##### SOURCE RECORDS #####

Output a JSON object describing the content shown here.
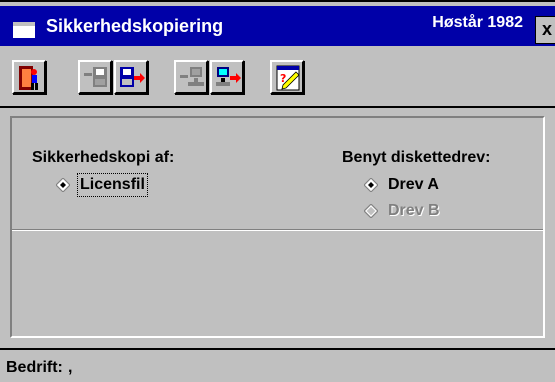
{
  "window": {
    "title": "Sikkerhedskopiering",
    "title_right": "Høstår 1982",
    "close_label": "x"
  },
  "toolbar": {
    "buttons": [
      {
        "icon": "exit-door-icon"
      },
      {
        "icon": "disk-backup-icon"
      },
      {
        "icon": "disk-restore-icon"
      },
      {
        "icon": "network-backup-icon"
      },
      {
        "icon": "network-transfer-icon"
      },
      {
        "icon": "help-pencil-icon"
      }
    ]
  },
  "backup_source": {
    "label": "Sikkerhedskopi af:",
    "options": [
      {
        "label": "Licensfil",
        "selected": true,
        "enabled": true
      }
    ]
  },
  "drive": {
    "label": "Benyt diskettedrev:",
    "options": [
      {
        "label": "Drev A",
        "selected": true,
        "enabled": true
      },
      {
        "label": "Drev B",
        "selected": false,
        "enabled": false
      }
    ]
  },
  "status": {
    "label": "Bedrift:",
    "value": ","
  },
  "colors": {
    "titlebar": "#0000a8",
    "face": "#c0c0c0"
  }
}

#####
##### SOURCE RECORDS #####

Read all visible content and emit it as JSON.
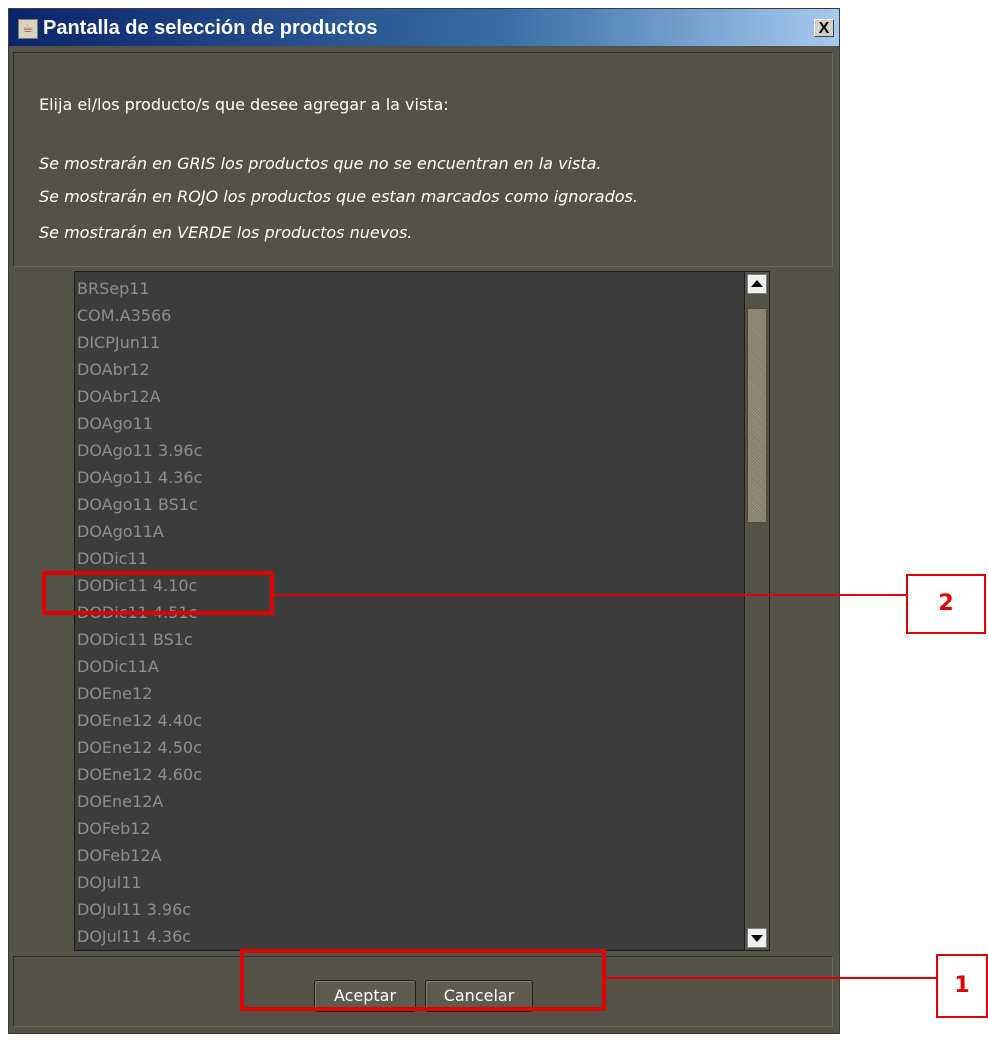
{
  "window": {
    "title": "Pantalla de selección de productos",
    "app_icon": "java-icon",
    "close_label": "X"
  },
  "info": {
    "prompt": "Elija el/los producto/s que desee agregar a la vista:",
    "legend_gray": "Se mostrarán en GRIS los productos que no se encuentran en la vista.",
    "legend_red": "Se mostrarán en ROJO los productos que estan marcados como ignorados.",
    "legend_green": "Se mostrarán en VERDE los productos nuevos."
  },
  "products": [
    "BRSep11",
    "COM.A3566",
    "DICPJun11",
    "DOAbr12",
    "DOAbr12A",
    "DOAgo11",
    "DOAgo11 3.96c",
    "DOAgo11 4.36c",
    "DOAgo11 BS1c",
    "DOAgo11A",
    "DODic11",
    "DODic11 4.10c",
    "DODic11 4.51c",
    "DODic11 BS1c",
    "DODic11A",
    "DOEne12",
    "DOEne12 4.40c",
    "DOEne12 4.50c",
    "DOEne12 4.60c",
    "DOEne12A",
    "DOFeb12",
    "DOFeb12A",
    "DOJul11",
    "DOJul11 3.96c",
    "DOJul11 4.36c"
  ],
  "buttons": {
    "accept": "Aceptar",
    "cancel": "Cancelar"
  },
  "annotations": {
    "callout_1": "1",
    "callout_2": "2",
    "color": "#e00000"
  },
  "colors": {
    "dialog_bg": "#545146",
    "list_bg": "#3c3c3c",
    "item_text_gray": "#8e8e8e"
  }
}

#####

Go through the listing above line by line and say how many lines hold the word "vista". Reply with that number only.

2